*Records from a collection:*
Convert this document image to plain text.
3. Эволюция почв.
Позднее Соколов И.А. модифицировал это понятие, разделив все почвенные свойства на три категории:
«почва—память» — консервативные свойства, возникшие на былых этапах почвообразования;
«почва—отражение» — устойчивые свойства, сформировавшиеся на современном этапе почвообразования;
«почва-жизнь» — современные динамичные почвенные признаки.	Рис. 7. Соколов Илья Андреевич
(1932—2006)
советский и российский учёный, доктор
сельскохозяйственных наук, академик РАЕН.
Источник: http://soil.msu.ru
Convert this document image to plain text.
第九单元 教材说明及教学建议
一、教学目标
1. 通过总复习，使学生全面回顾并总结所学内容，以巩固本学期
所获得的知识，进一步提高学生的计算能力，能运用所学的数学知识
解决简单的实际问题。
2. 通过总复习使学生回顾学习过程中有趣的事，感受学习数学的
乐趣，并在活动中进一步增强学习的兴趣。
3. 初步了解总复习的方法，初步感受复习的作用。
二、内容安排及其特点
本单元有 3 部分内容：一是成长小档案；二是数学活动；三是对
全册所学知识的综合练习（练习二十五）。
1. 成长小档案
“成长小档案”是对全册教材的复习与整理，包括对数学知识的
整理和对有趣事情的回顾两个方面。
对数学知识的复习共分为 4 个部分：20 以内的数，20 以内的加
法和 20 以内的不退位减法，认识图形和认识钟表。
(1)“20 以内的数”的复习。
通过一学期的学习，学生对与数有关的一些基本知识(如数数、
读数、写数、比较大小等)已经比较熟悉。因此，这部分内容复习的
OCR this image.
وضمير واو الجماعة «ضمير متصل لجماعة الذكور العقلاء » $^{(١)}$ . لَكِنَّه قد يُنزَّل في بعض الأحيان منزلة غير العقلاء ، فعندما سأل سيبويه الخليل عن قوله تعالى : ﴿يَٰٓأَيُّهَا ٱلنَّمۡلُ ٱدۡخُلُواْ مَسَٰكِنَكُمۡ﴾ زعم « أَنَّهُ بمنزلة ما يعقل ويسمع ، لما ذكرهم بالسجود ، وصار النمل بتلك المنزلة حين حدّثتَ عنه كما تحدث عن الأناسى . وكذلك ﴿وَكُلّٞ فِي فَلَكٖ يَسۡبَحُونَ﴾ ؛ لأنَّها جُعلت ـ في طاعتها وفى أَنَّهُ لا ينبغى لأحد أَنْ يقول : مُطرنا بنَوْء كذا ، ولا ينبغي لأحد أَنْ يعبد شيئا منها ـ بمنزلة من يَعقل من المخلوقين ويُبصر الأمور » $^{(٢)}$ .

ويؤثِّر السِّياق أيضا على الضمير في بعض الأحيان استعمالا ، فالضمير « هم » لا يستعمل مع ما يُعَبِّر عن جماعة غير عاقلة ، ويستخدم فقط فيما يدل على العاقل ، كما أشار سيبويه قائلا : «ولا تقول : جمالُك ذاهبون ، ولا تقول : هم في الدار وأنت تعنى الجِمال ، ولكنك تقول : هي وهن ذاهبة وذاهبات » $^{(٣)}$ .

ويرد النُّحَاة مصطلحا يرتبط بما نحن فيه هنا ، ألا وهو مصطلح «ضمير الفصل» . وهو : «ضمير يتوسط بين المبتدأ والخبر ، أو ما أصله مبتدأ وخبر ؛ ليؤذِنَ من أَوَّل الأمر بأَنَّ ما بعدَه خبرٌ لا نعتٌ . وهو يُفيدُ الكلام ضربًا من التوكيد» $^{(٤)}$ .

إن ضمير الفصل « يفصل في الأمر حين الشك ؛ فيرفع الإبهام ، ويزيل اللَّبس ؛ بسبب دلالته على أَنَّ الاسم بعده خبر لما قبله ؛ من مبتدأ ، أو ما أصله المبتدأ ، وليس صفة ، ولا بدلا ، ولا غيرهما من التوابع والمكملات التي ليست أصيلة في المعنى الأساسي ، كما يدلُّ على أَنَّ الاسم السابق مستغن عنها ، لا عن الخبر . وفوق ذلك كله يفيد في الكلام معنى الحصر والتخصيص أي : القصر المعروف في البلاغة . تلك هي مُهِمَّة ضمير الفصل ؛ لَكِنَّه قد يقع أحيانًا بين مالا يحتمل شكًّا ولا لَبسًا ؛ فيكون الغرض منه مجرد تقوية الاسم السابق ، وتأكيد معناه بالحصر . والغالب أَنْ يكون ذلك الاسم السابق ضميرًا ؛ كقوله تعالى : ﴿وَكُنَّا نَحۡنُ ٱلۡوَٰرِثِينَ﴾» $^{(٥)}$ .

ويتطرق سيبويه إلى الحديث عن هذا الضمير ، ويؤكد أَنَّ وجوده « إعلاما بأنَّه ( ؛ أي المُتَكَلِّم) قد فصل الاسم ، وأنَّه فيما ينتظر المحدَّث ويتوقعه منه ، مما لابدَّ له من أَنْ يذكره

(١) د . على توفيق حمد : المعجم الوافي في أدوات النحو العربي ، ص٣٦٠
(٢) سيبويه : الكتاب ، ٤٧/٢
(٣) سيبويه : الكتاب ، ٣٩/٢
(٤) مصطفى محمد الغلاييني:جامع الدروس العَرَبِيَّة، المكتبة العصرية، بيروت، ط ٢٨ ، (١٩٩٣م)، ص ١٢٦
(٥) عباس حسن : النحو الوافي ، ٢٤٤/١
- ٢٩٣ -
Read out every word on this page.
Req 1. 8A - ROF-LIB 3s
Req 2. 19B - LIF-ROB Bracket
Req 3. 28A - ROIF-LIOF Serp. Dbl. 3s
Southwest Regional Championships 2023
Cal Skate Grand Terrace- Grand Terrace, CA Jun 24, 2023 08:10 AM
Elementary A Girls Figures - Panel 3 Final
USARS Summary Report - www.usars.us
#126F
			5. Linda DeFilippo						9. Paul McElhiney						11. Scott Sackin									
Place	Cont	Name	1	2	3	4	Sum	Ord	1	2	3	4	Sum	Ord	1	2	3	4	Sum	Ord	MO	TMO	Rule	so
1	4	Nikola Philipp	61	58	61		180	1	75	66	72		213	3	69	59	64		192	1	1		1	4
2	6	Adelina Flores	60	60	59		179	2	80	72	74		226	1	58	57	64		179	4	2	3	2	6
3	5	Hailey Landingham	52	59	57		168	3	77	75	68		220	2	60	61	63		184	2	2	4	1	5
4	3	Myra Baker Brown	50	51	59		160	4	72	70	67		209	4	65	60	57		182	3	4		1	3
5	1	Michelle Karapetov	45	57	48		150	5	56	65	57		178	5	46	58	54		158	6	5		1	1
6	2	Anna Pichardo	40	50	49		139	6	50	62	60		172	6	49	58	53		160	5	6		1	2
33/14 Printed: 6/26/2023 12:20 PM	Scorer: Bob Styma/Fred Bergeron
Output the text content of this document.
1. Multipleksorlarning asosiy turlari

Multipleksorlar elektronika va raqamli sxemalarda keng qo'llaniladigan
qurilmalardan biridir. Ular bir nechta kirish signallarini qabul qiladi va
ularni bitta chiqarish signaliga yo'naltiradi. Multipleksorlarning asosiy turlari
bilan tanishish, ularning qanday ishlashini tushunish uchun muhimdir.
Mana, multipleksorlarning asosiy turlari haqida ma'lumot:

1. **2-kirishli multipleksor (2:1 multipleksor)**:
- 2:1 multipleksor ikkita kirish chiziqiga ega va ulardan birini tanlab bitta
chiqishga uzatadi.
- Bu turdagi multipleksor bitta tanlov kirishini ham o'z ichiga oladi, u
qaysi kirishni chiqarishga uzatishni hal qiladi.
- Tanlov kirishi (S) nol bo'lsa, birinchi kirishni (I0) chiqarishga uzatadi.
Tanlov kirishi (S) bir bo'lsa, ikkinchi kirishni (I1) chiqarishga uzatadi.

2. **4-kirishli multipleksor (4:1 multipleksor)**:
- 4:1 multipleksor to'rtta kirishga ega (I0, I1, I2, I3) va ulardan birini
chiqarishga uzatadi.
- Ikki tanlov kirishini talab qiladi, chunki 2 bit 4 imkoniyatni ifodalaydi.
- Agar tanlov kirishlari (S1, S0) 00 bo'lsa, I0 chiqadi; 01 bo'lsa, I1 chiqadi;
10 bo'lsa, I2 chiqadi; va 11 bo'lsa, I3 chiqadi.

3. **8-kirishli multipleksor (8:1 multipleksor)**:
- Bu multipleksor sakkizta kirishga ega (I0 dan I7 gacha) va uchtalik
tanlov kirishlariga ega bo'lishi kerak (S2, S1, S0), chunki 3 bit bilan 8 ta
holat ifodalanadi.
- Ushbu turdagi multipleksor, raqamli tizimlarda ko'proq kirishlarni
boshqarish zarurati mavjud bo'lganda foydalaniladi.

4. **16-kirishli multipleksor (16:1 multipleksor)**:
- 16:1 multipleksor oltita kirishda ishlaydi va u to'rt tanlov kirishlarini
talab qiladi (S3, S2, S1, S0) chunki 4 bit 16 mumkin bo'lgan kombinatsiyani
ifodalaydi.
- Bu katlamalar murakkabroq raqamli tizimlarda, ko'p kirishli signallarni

*AIM OF THE EXERCISE:* Check each line in the listing above for the string "почвенные", then report how many lines contain it, with no other text.

*RIGHT ANSWER:* 2